Exercise requirements
Every record should be repeated exactly, except that pictures are left out.

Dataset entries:
★ ★ ★ ★

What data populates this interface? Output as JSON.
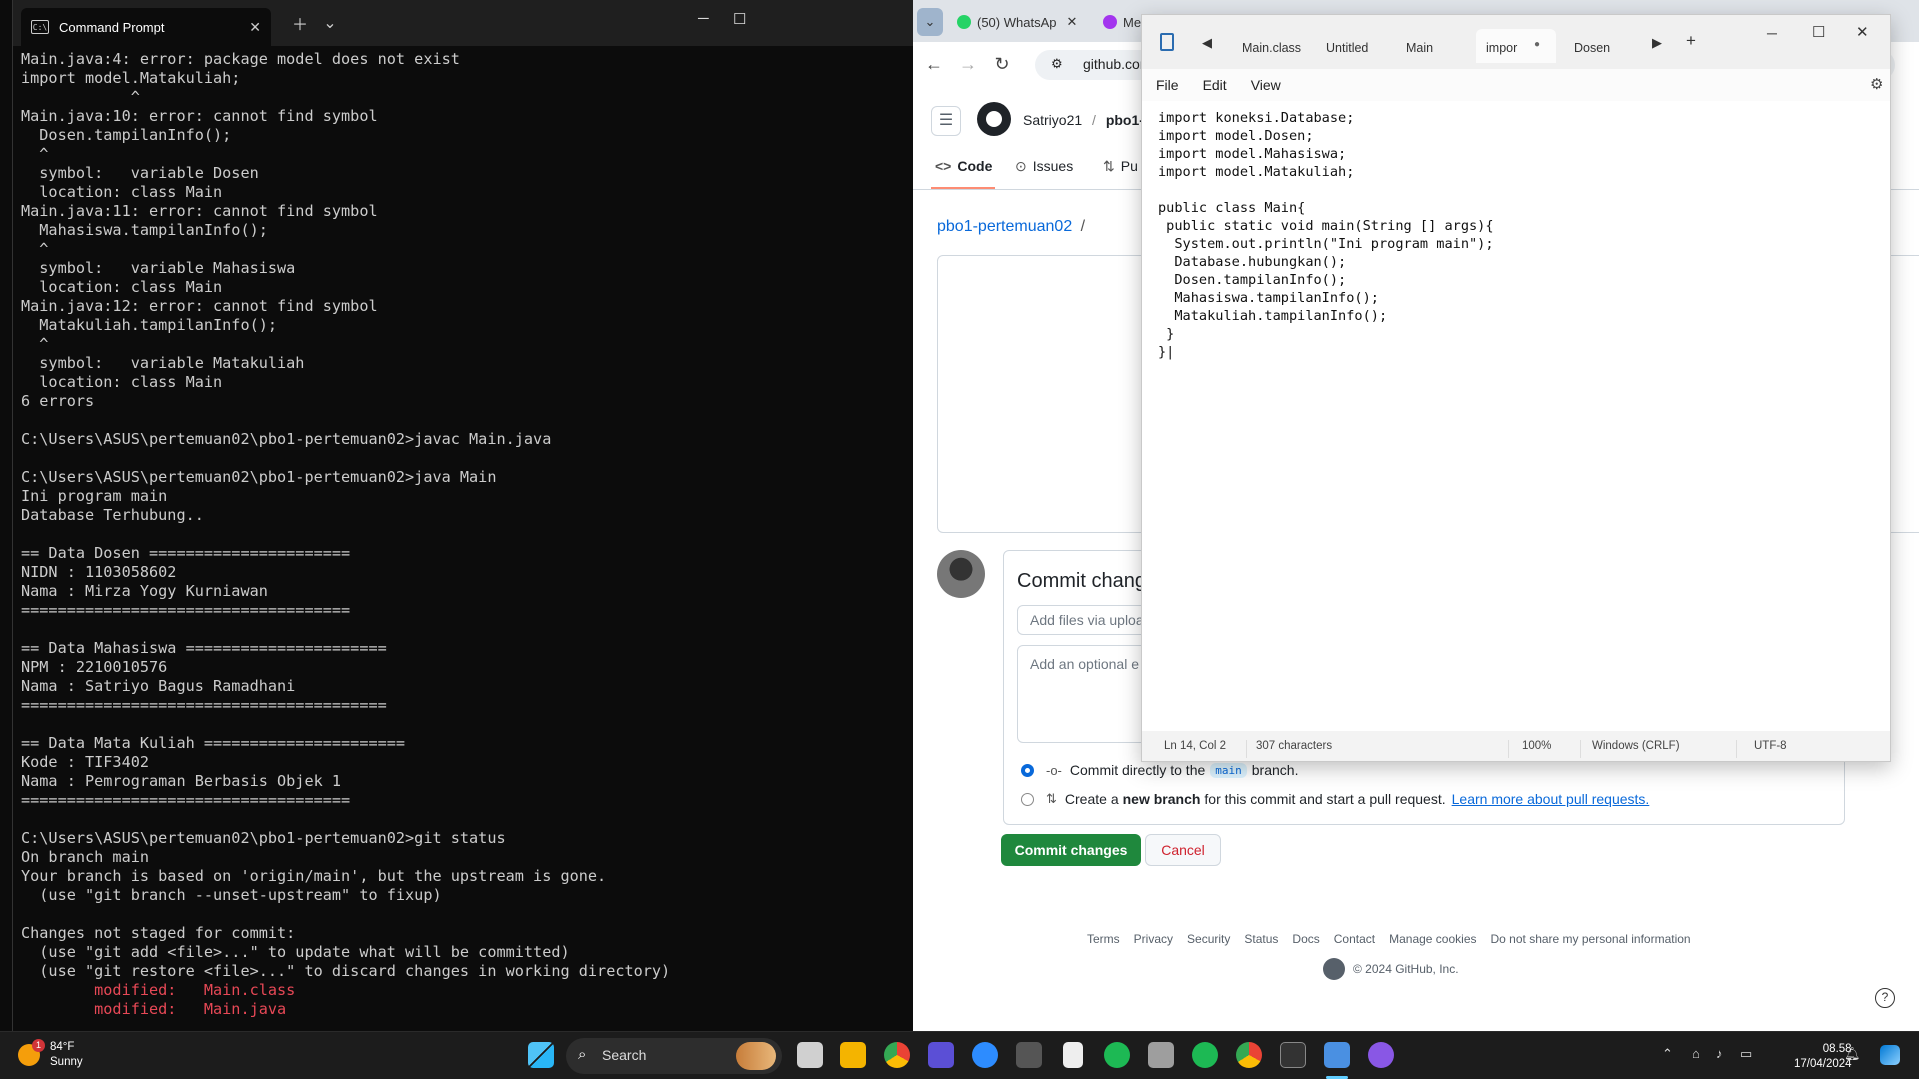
{
  "cmd": {
    "tab_title": "Command Prompt",
    "tab_icon_text": "C:\\",
    "lines": [
      {
        "t": "Main.java:4: error: package model does not exist"
      },
      {
        "t": "import model.Matakuliah;"
      },
      {
        "t": "            ^"
      },
      {
        "t": "Main.java:10: error: cannot find symbol"
      },
      {
        "t": "  Dosen.tampilanInfo();"
      },
      {
        "t": "  ^"
      },
      {
        "t": "  symbol:   variable Dosen"
      },
      {
        "t": "  location: class Main"
      },
      {
        "t": "Main.java:11: error: cannot find symbol"
      },
      {
        "t": "  Mahasiswa.tampilanInfo();"
      },
      {
        "t": "  ^"
      },
      {
        "t": "  symbol:   variable Mahasiswa"
      },
      {
        "t": "  location: class Main"
      },
      {
        "t": "Main.java:12: error: cannot find symbol"
      },
      {
        "t": "  Matakuliah.tampilanInfo();"
      },
      {
        "t": "  ^"
      },
      {
        "t": "  symbol:   variable Matakuliah"
      },
      {
        "t": "  location: class Main"
      },
      {
        "t": "6 errors"
      },
      {
        "t": ""
      },
      {
        "t": "C:\\Users\\ASUS\\pertemuan02\\pbo1-pertemuan02>javac Main.java"
      },
      {
        "t": ""
      },
      {
        "t": "C:\\Users\\ASUS\\pertemuan02\\pbo1-pertemuan02>java Main"
      },
      {
        "t": "Ini program main"
      },
      {
        "t": "Database Terhubung.."
      },
      {
        "t": ""
      },
      {
        "t": "== Data Dosen ======================"
      },
      {
        "t": "NIDN : 1103058602"
      },
      {
        "t": "Nama : Mirza Yogy Kurniawan"
      },
      {
        "t": "===================================="
      },
      {
        "t": ""
      },
      {
        "t": "== Data Mahasiswa ======================"
      },
      {
        "t": "NPM : 2210010576"
      },
      {
        "t": "Nama : Satriyo Bagus Ramadhani"
      },
      {
        "t": "========================================"
      },
      {
        "t": ""
      },
      {
        "t": "== Data Mata Kuliah ======================"
      },
      {
        "t": "Kode : TIF3402"
      },
      {
        "t": "Nama : Pemrograman Berbasis Objek 1"
      },
      {
        "t": "===================================="
      },
      {
        "t": ""
      },
      {
        "t": "C:\\Users\\ASUS\\pertemuan02\\pbo1-pertemuan02>git status"
      },
      {
        "t": "On branch main"
      },
      {
        "t": "Your branch is based on 'origin/main', but the upstream is gone."
      },
      {
        "t": "  (use \"git branch --unset-upstream\" to fixup)"
      },
      {
        "t": ""
      },
      {
        "t": "Changes not staged for commit:"
      },
      {
        "t": "  (use \"git add <file>...\" to update what will be committed)"
      },
      {
        "t": "  (use \"git restore <file>...\" to discard changes in working directory)"
      },
      {
        "t": "        modified:   Main.class",
        "red": true
      },
      {
        "t": "        modified:   Main.java",
        "red": true
      }
    ]
  },
  "browser": {
    "tab_whatsapp": "(50) WhatsAp",
    "tab_messenger": "Me",
    "url": "github.com",
    "owner": "Satriyo21",
    "repo_short": "pbo1-",
    "tab_code": "Code",
    "tab_issues": "Issues",
    "tab_pulls": "Pu",
    "breadcrumb": "pbo1-pertemuan02",
    "breadcrumb_sep": "/",
    "commit_title": "Commit chang",
    "add_files_placeholder": "Add files via uploa",
    "desc_placeholder": "Add an optional e",
    "radio_direct_pre": "Commit directly to the",
    "radio_direct_branch": "main",
    "radio_direct_post": "branch.",
    "radio_new_pre": "Create a",
    "radio_new_bold": "new branch",
    "radio_new_post": "for this commit and start a pull request.",
    "radio_new_link": "Learn more about pull requests.",
    "commit_button": "Commit changes",
    "cancel_button": "Cancel",
    "footer_links": [
      "Terms",
      "Privacy",
      "Security",
      "Status",
      "Docs",
      "Contact",
      "Manage cookies",
      "Do not share my personal information"
    ],
    "copyright": "© 2024 GitHub, Inc.",
    "help": "?"
  },
  "notepad": {
    "tabs": [
      "Main.class",
      "Untitled",
      "Main",
      "impor",
      "Dosen"
    ],
    "active_tab_index": 3,
    "menu": [
      "File",
      "Edit",
      "View"
    ],
    "code": "import koneksi.Database;\nimport model.Dosen;\nimport model.Mahasiswa;\nimport model.Matakuliah;\n\npublic class Main{\n public static void main(String [] args){\n  System.out.println(\"Ini program main\");\n  Database.hubungkan();\n  Dosen.tampilanInfo();\n  Mahasiswa.tampilanInfo();\n  Matakuliah.tampilanInfo();\n }\n}|",
    "status_position": "Ln 14, Col 2",
    "status_chars": "307 characters",
    "status_zoom": "100%",
    "status_eol": "Windows (CRLF)",
    "status_encoding": "UTF-8"
  },
  "taskbar": {
    "weather_temp": "84°F",
    "weather_desc": "Sunny",
    "weather_badge": "1",
    "search_label": "Search",
    "clock_time": "08.58",
    "clock_date": "17/04/2024"
  },
  "colors": {
    "cmd_bg": "#0c0c0c",
    "cmd_text": "#cccccc",
    "cmd_error": "#e74856",
    "github_green": "#1f883d",
    "github_link": "#0969da",
    "cancel_red": "#cf222e"
  }
}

★ ★ ★ ★

Solution to the problem
What data populates this interface? Output as JSON.
{
  "cmd": {
    "tab_title": "Command Prompt",
    "tab_icon_text": "C:\\",
    "lines": [
      {
        "t": "Main.java:4: error: package model does not exist"
      },
      {
        "t": "import model.Matakuliah;"
      },
      {
        "t": "            ^"
      },
      {
        "t": "Main.java:10: error: cannot find symbol"
      },
      {
        "t": "  Dosen.tampilanInfo();"
      },
      {
        "t": "  ^"
      },
      {
        "t": "  symbol:   variable Dosen"
      },
      {
        "t": "  location: class Main"
      },
      {
        "t": "Main.java:11: error: cannot find symbol"
      },
      {
        "t": "  Mahasiswa.tampilanInfo();"
      },
      {
        "t": "  ^"
      },
      {
        "t": "  symbol:   variable Mahasiswa"
      },
      {
        "t": "  location: class Main"
      },
      {
        "t": "Main.java:12: error: cannot find symbol"
      },
      {
        "t": "  Matakuliah.tampilanInfo();"
      },
      {
        "t": "  ^"
      },
      {
        "t": "  symbol:   variable Matakuliah"
      },
      {
        "t": "  location: class Main"
      },
      {
        "t": "6 errors"
      },
      {
        "t": ""
      },
      {
        "t": "C:\\Users\\ASUS\\pertemuan02\\pbo1-pertemuan02>javac Main.java"
      },
      {
        "t": ""
      },
      {
        "t": "C:\\Users\\ASUS\\pertemuan02\\pbo1-pertemuan02>java Main"
      },
      {
        "t": "Ini program main"
      },
      {
        "t": "Database Terhubung.."
      },
      {
        "t": ""
      },
      {
        "t": "== Data Dosen ======================"
      },
      {
        "t": "NIDN : 1103058602"
      },
      {
        "t": "Nama : Mirza Yogy Kurniawan"
      },
      {
        "t": "===================================="
      },
      {
        "t": ""
      },
      {
        "t": "== Data Mahasiswa ======================"
      },
      {
        "t": "NPM : 2210010576"
      },
      {
        "t": "Nama : Satriyo Bagus Ramadhani"
      },
      {
        "t": "========================================"
      },
      {
        "t": ""
      },
      {
        "t": "== Data Mata Kuliah ======================"
      },
      {
        "t": "Kode : TIF3402"
      },
      {
        "t": "Nama : Pemrograman Berbasis Objek 1"
      },
      {
        "t": "===================================="
      },
      {
        "t": ""
      },
      {
        "t": "C:\\Users\\ASUS\\pertemuan02\\pbo1-pertemuan02>git status"
      },
      {
        "t": "On branch main"
      },
      {
        "t": "Your branch is based on 'origin/main', but the upstream is gone."
      },
      {
        "t": "  (use \"git branch --unset-upstream\" to fixup)"
      },
      {
        "t": ""
      },
      {
        "t": "Changes not staged for commit:"
      },
      {
        "t": "  (use \"git add <file>...\" to update what will be committed)"
      },
      {
        "t": "  (use \"git restore <file>...\" to discard changes in working directory)"
      },
      {
        "t": "        modified:   Main.class",
        "red": true
      },
      {
        "t": "        modified:   Main.java",
        "red": true
      }
    ]
  },
  "browser": {
    "tab_whatsapp": "(50) WhatsAp",
    "tab_messenger": "Me",
    "url": "github.com",
    "owner": "Satriyo21",
    "repo_short": "pbo1-",
    "tab_code": "Code",
    "tab_issues": "Issues",
    "tab_pulls": "Pu",
    "breadcrumb": "pbo1-pertemuan02",
    "breadcrumb_sep": "/",
    "commit_title": "Commit chang",
    "add_files_placeholder": "Add files via uploa",
    "desc_placeholder": "Add an optional e",
    "radio_direct_pre": "Commit directly to the",
    "radio_direct_branch": "main",
    "radio_direct_post": "branch.",
    "radio_new_pre": "Create a",
    "radio_new_bold": "new branch",
    "radio_new_post": "for this commit and start a pull request.",
    "radio_new_link": "Learn more about pull requests.",
    "commit_button": "Commit changes",
    "cancel_button": "Cancel",
    "footer_links": [
      "Terms",
      "Privacy",
      "Security",
      "Status",
      "Docs",
      "Contact",
      "Manage cookies",
      "Do not share my personal information"
    ],
    "copyright": "© 2024 GitHub, Inc.",
    "help": "?"
  },
  "notepad": {
    "tabs": [
      "Main.class",
      "Untitled",
      "Main",
      "impor",
      "Dosen"
    ],
    "active_tab_index": 3,
    "menu": [
      "File",
      "Edit",
      "View"
    ],
    "code": "import koneksi.Database;\nimport model.Dosen;\nimport model.Mahasiswa;\nimport model.Matakuliah;\n\npublic class Main{\n public static void main(String [] args){\n  System.out.println(\"Ini program main\");\n  Database.hubungkan();\n  Dosen.tampilanInfo();\n  Mahasiswa.tampilanInfo();\n  Matakuliah.tampilanInfo();\n }\n}|",
    "status_position": "Ln 14, Col 2",
    "status_chars": "307 characters",
    "status_zoom": "100%",
    "status_eol": "Windows (CRLF)",
    "status_encoding": "UTF-8"
  },
  "taskbar": {
    "weather_temp": "84°F",
    "weather_desc": "Sunny",
    "weather_badge": "1",
    "search_label": "Search",
    "clock_time": "08.58",
    "clock_date": "17/04/2024"
  },
  "colors": {
    "cmd_bg": "#0c0c0c",
    "cmd_text": "#cccccc",
    "cmd_error": "#e74856",
    "github_green": "#1f883d",
    "github_link": "#0969da",
    "cancel_red": "#cf222e"
  }
}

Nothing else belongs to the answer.